The request: Quote all entries exactly, leaving pictures aside.
-- START OF Records for this task --
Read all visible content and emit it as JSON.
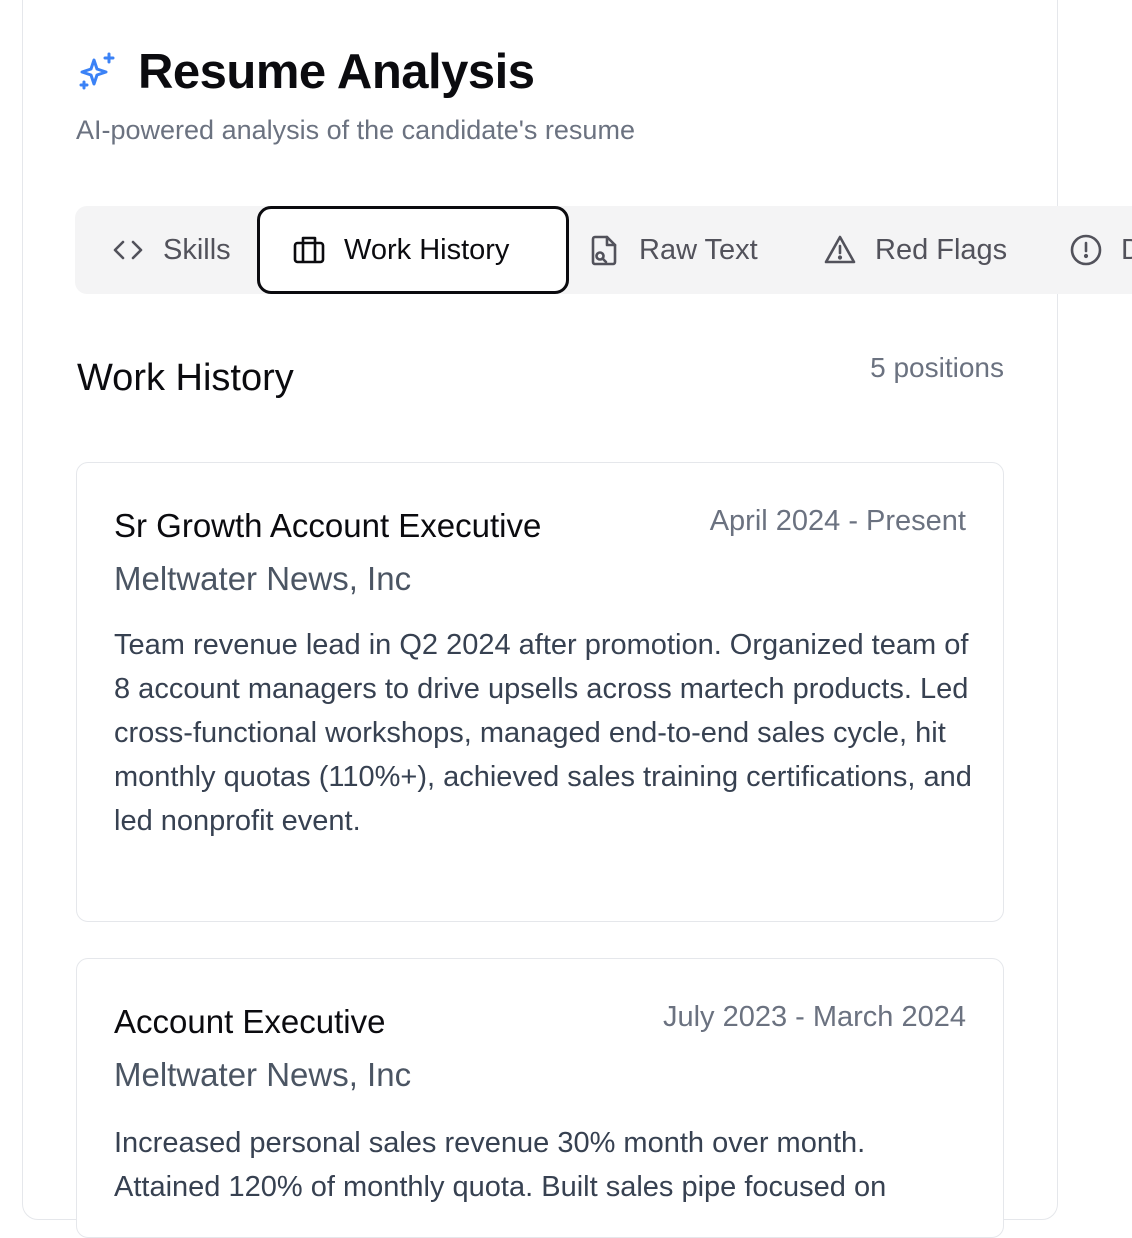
{
  "header": {
    "icon": "sparkles-icon",
    "title": "Resume Analysis",
    "subtitle": "AI-powered analysis of the candidate's resume"
  },
  "tabs": [
    {
      "label": "Skills",
      "icon": "code-icon",
      "active": false
    },
    {
      "label": "Work History",
      "icon": "briefcase-icon",
      "active": true
    },
    {
      "label": "Raw Text",
      "icon": "file-search-icon",
      "active": false
    },
    {
      "label": "Red Flags",
      "icon": "warning-triangle-icon",
      "active": false
    },
    {
      "label": "D",
      "icon": "alert-circle-icon",
      "active": false
    }
  ],
  "section": {
    "title": "Work History",
    "count": "5 positions"
  },
  "jobs": [
    {
      "title": "Sr Growth Account Executive",
      "dates": "April 2024 - Present",
      "company": "Meltwater News, Inc",
      "description": "Team revenue lead in Q2 2024 after promotion. Organized team of 8 account managers to drive upsells across martech products. Led cross-functional workshops, managed end-to-end sales cycle, hit monthly quotas (110%+), achieved sales training certifications, and led nonprofit event."
    },
    {
      "title": "Account Executive",
      "dates": "July 2023 - March 2024",
      "company": "Meltwater News, Inc",
      "description": "Increased personal sales revenue 30% month over month. Attained 120% of monthly quota. Built sales pipe focused on"
    }
  ],
  "colors": {
    "accent": "#3b82f6",
    "active_border": "#0b0b0f",
    "muted_text": "#6b7280"
  }
}
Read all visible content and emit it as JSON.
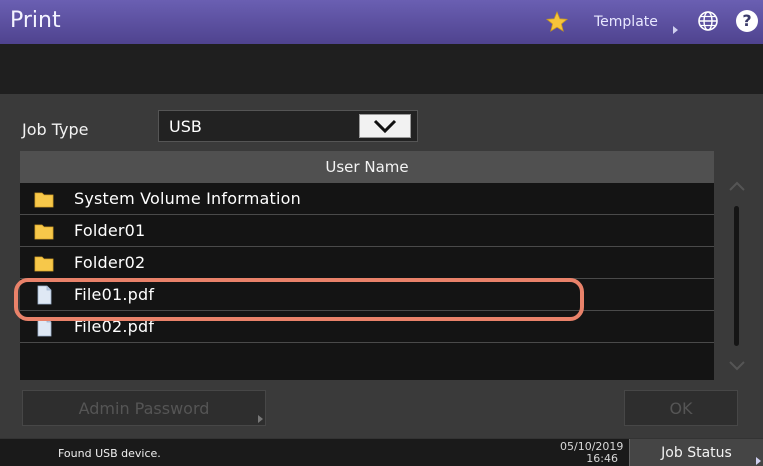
{
  "header": {
    "title": "Print",
    "template_label": "Template",
    "help_label": "?"
  },
  "job_type": {
    "label": "Job Type",
    "value": "USB"
  },
  "list": {
    "column_header": "User Name",
    "items": [
      {
        "label": "System Volume Information",
        "type": "folder-icon"
      },
      {
        "label": "Folder01",
        "type": "folder-icon"
      },
      {
        "label": "Folder02",
        "type": "folder-icon"
      },
      {
        "label": "File01.pdf",
        "type": "file-icon"
      },
      {
        "label": "File02.pdf",
        "type": "file-icon"
      }
    ]
  },
  "buttons": {
    "admin_password": "Admin Password",
    "ok": "OK"
  },
  "status": {
    "message": "Found USB device.",
    "date": "05/10/2019",
    "time": "16:46",
    "job_status": "Job Status"
  },
  "colors": {
    "title_bar": "#5a4fa0",
    "highlight": "#e9826a",
    "folder": "#f7c84a"
  }
}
-- END OF Records for this task --
Expected output:
Read all visible content and emit it as JSON.
{
  "header": {
    "icon": "sparkles-icon",
    "title": "Resume Analysis",
    "subtitle": "AI-powered analysis of the candidate's resume"
  },
  "tabs": [
    {
      "label": "Skills",
      "icon": "code-icon",
      "active": false
    },
    {
      "label": "Work History",
      "icon": "briefcase-icon",
      "active": true
    },
    {
      "label": "Raw Text",
      "icon": "file-search-icon",
      "active": false
    },
    {
      "label": "Red Flags",
      "icon": "warning-triangle-icon",
      "active": false
    },
    {
      "label": "D",
      "icon": "alert-circle-icon",
      "active": false
    }
  ],
  "section": {
    "title": "Work History",
    "count": "5 positions"
  },
  "jobs": [
    {
      "title": "Sr Growth Account Executive",
      "dates": "April 2024 - Present",
      "company": "Meltwater News, Inc",
      "description": "Team revenue lead in Q2 2024 after promotion. Organized team of 8 account managers to drive upsells across martech products. Led cross-functional workshops, managed end-to-end sales cycle, hit monthly quotas (110%+), achieved sales training certifications, and led nonprofit event."
    },
    {
      "title": "Account Executive",
      "dates": "July 2023 - March 2024",
      "company": "Meltwater News, Inc",
      "description": "Increased personal sales revenue 30% month over month. Attained 120% of monthly quota. Built sales pipe focused on"
    }
  ],
  "colors": {
    "accent": "#3b82f6",
    "active_border": "#0b0b0f",
    "muted_text": "#6b7280"
  }
}
Read all visible content and emit it as JSON.
{
  "header": {
    "title": "Print",
    "template_label": "Template",
    "help_label": "?"
  },
  "job_type": {
    "label": "Job Type",
    "value": "USB"
  },
  "list": {
    "column_header": "User Name",
    "items": [
      {
        "label": "System Volume Information",
        "type": "folder-icon"
      },
      {
        "label": "Folder01",
        "type": "folder-icon"
      },
      {
        "label": "Folder02",
        "type": "folder-icon"
      },
      {
        "label": "File01.pdf",
        "type": "file-icon"
      },
      {
        "label": "File02.pdf",
        "type": "file-icon"
      }
    ]
  },
  "buttons": {
    "admin_password": "Admin Password",
    "ok": "OK"
  },
  "status": {
    "message": "Found USB device.",
    "date": "05/10/2019",
    "time": "16:46",
    "job_status": "Job Status"
  },
  "colors": {
    "title_bar": "#5a4fa0",
    "highlight": "#e9826a",
    "folder": "#f7c84a"
  }
}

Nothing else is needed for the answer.